[PROBLEM DETAILS] Each line of the material below should be reproduced exactly.

[THE RECORDS]
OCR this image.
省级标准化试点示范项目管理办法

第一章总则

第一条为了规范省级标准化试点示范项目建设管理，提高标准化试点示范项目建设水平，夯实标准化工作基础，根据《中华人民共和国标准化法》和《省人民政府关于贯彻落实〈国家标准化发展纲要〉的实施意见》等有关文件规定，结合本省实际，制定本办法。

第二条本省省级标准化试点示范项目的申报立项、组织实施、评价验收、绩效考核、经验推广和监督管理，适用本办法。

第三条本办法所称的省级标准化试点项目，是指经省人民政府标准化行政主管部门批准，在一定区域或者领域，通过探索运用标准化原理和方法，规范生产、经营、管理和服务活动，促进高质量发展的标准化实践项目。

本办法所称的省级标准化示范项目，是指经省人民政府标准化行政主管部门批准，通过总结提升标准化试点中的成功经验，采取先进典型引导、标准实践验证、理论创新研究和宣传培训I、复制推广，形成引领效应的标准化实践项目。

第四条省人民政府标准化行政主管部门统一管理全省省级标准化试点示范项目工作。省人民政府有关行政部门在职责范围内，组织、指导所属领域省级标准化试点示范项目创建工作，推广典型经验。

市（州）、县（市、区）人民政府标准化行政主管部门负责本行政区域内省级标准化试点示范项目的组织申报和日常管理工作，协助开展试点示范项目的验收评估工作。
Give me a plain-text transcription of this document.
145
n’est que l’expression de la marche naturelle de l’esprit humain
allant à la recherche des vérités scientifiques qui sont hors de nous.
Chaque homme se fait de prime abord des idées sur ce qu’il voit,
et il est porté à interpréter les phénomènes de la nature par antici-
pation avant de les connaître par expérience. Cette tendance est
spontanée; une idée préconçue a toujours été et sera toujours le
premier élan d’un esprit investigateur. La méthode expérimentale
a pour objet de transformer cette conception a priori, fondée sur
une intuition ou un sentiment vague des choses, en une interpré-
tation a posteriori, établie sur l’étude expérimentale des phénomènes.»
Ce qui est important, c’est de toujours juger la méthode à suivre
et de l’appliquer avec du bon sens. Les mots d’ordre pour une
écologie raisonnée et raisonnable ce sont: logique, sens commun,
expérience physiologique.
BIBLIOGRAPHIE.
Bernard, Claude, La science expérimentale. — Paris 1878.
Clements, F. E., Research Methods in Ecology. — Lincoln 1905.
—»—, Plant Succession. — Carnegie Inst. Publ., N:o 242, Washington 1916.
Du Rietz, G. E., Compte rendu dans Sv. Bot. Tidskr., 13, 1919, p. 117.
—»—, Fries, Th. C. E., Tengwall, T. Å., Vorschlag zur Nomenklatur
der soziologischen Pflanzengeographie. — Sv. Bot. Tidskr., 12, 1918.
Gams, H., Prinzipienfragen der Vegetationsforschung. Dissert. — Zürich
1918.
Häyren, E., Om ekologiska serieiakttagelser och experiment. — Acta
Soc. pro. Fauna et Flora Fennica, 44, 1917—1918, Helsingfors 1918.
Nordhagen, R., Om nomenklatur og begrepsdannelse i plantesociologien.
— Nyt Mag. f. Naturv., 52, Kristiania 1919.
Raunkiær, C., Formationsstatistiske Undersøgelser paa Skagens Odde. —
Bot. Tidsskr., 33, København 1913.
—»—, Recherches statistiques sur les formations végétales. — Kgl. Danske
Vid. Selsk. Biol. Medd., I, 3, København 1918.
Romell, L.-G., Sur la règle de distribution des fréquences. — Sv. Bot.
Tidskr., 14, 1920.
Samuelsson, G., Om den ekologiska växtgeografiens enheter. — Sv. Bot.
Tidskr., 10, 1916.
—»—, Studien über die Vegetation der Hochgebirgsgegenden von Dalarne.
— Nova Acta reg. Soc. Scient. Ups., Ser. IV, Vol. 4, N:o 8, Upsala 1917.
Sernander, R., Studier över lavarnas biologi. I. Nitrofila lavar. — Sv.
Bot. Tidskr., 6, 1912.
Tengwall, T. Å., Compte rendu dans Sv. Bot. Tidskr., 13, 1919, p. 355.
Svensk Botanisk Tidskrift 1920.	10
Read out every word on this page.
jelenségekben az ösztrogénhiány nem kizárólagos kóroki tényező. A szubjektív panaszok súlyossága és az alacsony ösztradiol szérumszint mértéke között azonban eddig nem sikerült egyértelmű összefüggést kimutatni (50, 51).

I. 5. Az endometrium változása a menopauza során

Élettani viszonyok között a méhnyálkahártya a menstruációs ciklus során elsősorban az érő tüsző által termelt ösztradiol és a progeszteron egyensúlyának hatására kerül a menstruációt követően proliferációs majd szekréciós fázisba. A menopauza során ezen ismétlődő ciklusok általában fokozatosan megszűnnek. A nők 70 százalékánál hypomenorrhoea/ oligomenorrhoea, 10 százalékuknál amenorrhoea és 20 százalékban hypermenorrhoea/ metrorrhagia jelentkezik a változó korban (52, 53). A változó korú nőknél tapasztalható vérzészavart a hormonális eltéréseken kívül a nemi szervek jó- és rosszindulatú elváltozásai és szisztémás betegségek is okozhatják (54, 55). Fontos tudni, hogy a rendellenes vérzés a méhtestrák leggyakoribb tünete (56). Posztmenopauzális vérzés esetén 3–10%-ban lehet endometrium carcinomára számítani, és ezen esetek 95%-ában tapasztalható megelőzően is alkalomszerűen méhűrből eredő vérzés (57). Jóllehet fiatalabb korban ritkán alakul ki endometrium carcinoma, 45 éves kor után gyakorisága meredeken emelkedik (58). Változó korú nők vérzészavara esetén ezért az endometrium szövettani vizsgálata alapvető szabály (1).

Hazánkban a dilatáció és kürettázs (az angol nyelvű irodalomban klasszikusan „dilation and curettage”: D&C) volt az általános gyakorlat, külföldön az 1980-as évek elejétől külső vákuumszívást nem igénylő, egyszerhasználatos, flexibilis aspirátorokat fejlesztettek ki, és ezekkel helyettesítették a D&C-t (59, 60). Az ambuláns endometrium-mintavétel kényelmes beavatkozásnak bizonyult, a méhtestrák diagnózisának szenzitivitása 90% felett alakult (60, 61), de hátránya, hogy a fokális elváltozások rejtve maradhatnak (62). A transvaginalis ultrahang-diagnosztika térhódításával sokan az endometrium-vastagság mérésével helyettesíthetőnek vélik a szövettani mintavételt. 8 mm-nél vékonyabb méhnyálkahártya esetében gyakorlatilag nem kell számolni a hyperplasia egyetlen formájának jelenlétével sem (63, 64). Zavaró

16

[RESULT FOR THIS EXERCISE]
OCR this image.
省级标准化试点示范项目管理办法

第一章总则

第一条为了规范省级标准化试点示范项目建设管理，提高标准化试点示范项目建设水平，夯实标准化工作基础，根据《中华人民共和国标准化法》和《省人民政府关于贯彻落实〈国家标准化发展纲要〉的实施意见》等有关文件规定，结合本省实际，制定本办法。

第二条本省省级标准化试点示范项目的申报立项、组织实施、评价验收、绩效考核、经验推广和监督管理，适用本办法。

第三条本办法所称的省级标准化试点项目，是指经省人民政府标准化行政主管部门批准，在一定区域或者领域，通过探索运用标准化原理和方法，规范生产、经营、管理和服务活动，促进高质量发展的标准化实践项目。

本办法所称的省级标准化示范项目，是指经省人民政府标准化行政主管部门批准，通过总结提升标准化试点中的成功经验，采取先进典型引导、标准实践验证、理论创新研究和宣传培训I、复制推广，形成引领效应的标准化实践项目。

第四条省人民政府标准化行政主管部门统一管理全省省级标准化试点示范项目工作。省人民政府有关行政部门在职责范围内，组织、指导所属领域省级标准化试点示范项目创建工作，推广典型经验。

市（州）、县（市、区）人民政府标准化行政主管部门负责本行政区域内省级标准化试点示范项目的组织申报和日常管理工作，协助开展试点示范项目的验收评估工作。
Give me a plain-text transcription of this document.
145
n’est que l’expression de la marche naturelle de l’esprit humain
allant à la recherche des vérités scientifiques qui sont hors de nous.
Chaque homme se fait de prime abord des idées sur ce qu’il voit,
et il est porté à interpréter les phénomènes de la nature par antici-
pation avant de les connaître par expérience. Cette tendance est
spontanée; une idée préconçue a toujours été et sera toujours le
premier élan d’un esprit investigateur. La méthode expérimentale
a pour objet de transformer cette conception a priori, fondée sur
une intuition ou un sentiment vague des choses, en une interpré-
tation a posteriori, établie sur l’étude expérimentale des phénomènes.»
Ce qui est important, c’est de toujours juger la méthode à suivre
et de l’appliquer avec du bon sens. Les mots d’ordre pour une
écologie raisonnée et raisonnable ce sont: logique, sens commun,
expérience physiologique.
BIBLIOGRAPHIE.
Bernard, Claude, La science expérimentale. — Paris 1878.
Clements, F. E., Research Methods in Ecology. — Lincoln 1905.
—»—, Plant Succession. — Carnegie Inst. Publ., N:o 242, Washington 1916.
Du Rietz, G. E., Compte rendu dans Sv. Bot. Tidskr., 13, 1919, p. 117.
—»—, Fries, Th. C. E., Tengwall, T. Å., Vorschlag zur Nomenklatur
der soziologischen Pflanzengeographie. — Sv. Bot. Tidskr., 12, 1918.
Gams, H., Prinzipienfragen der Vegetationsforschung. Dissert. — Zürich
1918.
Häyren, E., Om ekologiska serieiakttagelser och experiment. — Acta
Soc. pro. Fauna et Flora Fennica, 44, 1917—1918, Helsingfors 1918.
Nordhagen, R., Om nomenklatur og begrepsdannelse i plantesociologien.
— Nyt Mag. f. Naturv., 52, Kristiania 1919.
Raunkiær, C., Formationsstatistiske Undersøgelser paa Skagens Odde. —
Bot. Tidsskr., 33, København 1913.
—»—, Recherches statistiques sur les formations végétales. — Kgl. Danske
Vid. Selsk. Biol. Medd., I, 3, København 1918.
Romell, L.-G., Sur la règle de distribution des fréquences. — Sv. Bot.
Tidskr., 14, 1920.
Samuelsson, G., Om den ekologiska växtgeografiens enheter. — Sv. Bot.
Tidskr., 10, 1916.
—»—, Studien über die Vegetation der Hochgebirgsgegenden von Dalarne.
— Nova Acta reg. Soc. Scient. Ups., Ser. IV, Vol. 4, N:o 8, Upsala 1917.
Sernander, R., Studier över lavarnas biologi. I. Nitrofila lavar. — Sv.
Bot. Tidskr., 6, 1912.
Tengwall, T. Å., Compte rendu dans Sv. Bot. Tidskr., 13, 1919, p. 355.
Svensk Botanisk Tidskrift 1920.	10
Read out every word on this page.
jelenségekben az ösztrogénhiány nem kizárólagos kóroki tényező. A szubjektív panaszok súlyossága és az alacsony ösztradiol szérumszint mértéke között azonban eddig nem sikerült egyértelmű összefüggést kimutatni (50, 51).

I. 5. Az endometrium változása a menopauza során

Élettani viszonyok között a méhnyálkahártya a menstruációs ciklus során elsősorban az érő tüsző által termelt ösztradiol és a progeszteron egyensúlyának hatására kerül a menstruációt követően proliferációs majd szekréciós fázisba. A menopauza során ezen ismétlődő ciklusok általában fokozatosan megszűnnek. A nők 70 százalékánál hypomenorrhoea/ oligomenorrhoea, 10 százalékuknál amenorrhoea és 20 százalékban hypermenorrhoea/ metrorrhagia jelentkezik a változó korban (52, 53). A változó korú nőknél tapasztalható vérzészavart a hormonális eltéréseken kívül a nemi szervek jó- és rosszindulatú elváltozásai és szisztémás betegségek is okozhatják (54, 55). Fontos tudni, hogy a rendellenes vérzés a méhtestrák leggyakoribb tünete (56). Posztmenopauzális vérzés esetén 3–10%-ban lehet endometrium carcinomára számítani, és ezen esetek 95%-ában tapasztalható megelőzően is alkalomszerűen méhűrből eredő vérzés (57). Jóllehet fiatalabb korban ritkán alakul ki endometrium carcinoma, 45 éves kor után gyakorisága meredeken emelkedik (58). Változó korú nők vérzészavara esetén ezért az endometrium szövettani vizsgálata alapvető szabály (1).

Hazánkban a dilatáció és kürettázs (az angol nyelvű irodalomban klasszikusan „dilation and curettage”: D&C) volt az általános gyakorlat, külföldön az 1980-as évek elejétől külső vákuumszívást nem igénylő, egyszerhasználatos, flexibilis aspirátorokat fejlesztettek ki, és ezekkel helyettesítették a D&C-t (59, 60). Az ambuláns endometrium-mintavétel kényelmes beavatkozásnak bizonyult, a méhtestrák diagnózisának szenzitivitása 90% felett alakult (60, 61), de hátránya, hogy a fokális elváltozások rejtve maradhatnak (62). A transvaginalis ultrahang-diagnosztika térhódításával sokan az endometrium-vastagság mérésével helyettesíthetőnek vélik a szövettani mintavételt. 8 mm-nél vékonyabb méhnyálkahártya esetében gyakorlatilag nem kell számolni a hyperplasia egyetlen formájának jelenlétével sem (63, 64). Zavaró

16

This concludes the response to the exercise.